**Provided records**:
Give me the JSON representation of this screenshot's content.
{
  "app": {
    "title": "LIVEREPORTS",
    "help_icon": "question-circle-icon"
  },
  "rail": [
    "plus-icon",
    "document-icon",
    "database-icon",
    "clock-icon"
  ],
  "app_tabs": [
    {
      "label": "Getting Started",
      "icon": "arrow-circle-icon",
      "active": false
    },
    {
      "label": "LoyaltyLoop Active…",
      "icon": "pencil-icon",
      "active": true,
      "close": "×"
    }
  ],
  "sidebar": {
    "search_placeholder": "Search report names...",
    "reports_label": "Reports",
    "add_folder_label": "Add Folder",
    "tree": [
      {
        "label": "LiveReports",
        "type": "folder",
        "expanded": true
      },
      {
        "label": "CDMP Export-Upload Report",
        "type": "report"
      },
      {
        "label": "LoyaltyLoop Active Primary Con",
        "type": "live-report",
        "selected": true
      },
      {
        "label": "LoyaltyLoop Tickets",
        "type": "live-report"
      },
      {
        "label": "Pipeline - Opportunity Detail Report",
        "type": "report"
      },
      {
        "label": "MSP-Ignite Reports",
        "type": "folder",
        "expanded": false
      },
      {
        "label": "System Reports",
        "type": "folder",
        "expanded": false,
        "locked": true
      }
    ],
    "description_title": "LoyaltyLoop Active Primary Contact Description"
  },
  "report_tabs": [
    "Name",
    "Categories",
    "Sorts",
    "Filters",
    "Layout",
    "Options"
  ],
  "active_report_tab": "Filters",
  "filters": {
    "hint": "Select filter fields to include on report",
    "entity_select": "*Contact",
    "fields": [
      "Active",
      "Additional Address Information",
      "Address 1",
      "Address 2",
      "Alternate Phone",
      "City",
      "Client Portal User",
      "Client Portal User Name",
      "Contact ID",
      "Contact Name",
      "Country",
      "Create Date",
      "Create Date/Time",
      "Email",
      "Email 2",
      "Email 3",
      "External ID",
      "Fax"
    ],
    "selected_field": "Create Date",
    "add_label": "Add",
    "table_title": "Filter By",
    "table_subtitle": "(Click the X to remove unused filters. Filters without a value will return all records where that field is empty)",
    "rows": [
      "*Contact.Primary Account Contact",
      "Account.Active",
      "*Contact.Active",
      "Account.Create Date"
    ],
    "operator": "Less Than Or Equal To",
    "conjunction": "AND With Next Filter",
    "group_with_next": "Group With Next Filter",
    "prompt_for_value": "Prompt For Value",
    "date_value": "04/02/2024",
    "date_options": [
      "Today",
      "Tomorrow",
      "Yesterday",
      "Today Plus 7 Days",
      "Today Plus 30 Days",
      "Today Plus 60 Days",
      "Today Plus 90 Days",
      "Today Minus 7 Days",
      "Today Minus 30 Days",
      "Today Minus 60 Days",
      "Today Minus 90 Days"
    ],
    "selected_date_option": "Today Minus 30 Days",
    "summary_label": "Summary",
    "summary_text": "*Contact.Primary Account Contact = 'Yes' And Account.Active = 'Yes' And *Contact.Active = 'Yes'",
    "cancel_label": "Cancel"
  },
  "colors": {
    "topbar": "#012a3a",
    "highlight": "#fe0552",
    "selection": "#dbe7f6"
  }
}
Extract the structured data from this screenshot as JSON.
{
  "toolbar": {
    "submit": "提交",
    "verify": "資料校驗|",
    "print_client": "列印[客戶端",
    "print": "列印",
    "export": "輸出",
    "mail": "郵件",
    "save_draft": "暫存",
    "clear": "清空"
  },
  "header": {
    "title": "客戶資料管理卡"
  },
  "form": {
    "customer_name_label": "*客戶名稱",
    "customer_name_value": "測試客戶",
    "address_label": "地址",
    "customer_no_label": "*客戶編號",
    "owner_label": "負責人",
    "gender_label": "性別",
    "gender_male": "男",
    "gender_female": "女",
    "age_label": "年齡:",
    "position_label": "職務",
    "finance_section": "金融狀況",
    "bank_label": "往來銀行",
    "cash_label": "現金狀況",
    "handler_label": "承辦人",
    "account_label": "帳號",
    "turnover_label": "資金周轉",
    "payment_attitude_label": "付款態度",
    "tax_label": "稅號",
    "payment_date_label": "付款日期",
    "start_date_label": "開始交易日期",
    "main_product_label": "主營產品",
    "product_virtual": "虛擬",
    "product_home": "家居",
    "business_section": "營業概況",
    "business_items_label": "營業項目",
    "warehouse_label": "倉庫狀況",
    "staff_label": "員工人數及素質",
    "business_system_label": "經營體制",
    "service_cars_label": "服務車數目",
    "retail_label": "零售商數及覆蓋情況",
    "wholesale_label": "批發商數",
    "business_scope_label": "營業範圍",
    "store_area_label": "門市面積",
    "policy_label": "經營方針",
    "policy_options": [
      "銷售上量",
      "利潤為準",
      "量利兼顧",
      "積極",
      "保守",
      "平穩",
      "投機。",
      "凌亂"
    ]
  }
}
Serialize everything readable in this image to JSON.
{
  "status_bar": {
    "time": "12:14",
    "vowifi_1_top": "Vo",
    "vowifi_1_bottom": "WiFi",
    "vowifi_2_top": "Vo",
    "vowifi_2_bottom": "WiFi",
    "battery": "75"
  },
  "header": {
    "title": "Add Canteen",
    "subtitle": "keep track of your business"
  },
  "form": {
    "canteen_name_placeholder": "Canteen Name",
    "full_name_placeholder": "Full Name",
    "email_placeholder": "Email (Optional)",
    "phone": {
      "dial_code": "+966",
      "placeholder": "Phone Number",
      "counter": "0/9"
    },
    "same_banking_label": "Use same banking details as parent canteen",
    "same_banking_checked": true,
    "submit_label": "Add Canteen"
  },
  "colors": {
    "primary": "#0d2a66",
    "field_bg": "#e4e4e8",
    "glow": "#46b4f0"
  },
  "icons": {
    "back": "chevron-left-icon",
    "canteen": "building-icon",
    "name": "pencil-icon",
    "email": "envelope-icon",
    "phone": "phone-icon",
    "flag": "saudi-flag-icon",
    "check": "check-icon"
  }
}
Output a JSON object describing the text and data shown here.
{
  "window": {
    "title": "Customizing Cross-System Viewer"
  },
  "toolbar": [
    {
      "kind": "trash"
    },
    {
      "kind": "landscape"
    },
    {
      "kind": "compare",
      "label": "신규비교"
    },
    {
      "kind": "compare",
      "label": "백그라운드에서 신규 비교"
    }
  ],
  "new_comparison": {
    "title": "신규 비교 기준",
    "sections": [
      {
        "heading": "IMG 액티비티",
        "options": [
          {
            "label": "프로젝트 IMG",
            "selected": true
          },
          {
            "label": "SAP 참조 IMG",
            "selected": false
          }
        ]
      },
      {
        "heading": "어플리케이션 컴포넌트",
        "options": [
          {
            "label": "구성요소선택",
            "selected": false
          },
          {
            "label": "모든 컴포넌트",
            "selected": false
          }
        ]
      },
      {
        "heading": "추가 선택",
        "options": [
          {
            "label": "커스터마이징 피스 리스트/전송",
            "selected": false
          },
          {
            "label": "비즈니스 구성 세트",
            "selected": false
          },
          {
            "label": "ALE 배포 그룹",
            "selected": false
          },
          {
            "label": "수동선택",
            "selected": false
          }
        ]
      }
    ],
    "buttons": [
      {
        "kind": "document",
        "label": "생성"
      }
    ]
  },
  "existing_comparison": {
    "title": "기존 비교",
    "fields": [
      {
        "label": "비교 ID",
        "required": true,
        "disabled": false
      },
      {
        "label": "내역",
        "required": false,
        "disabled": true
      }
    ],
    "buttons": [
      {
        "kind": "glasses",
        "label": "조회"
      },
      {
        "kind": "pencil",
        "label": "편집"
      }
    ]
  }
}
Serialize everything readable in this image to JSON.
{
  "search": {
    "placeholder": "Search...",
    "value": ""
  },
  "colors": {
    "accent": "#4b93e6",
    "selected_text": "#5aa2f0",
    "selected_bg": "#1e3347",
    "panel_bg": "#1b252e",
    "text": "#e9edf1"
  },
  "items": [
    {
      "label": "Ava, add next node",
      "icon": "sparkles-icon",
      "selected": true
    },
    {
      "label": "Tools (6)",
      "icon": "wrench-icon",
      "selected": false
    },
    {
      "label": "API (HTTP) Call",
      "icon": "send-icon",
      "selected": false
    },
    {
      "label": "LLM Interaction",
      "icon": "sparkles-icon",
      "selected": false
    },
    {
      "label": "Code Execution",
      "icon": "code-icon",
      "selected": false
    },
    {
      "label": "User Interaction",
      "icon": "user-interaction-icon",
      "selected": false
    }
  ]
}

**Exercise aim**: List each line holding the string "true".

**Response to this exercise**:
      "active": true,
        "expanded": true
        "selected": true
        "locked": true
    "same_banking_checked": true,
            "selected": true
        "required": true,
        "disabled": true
      "selected": true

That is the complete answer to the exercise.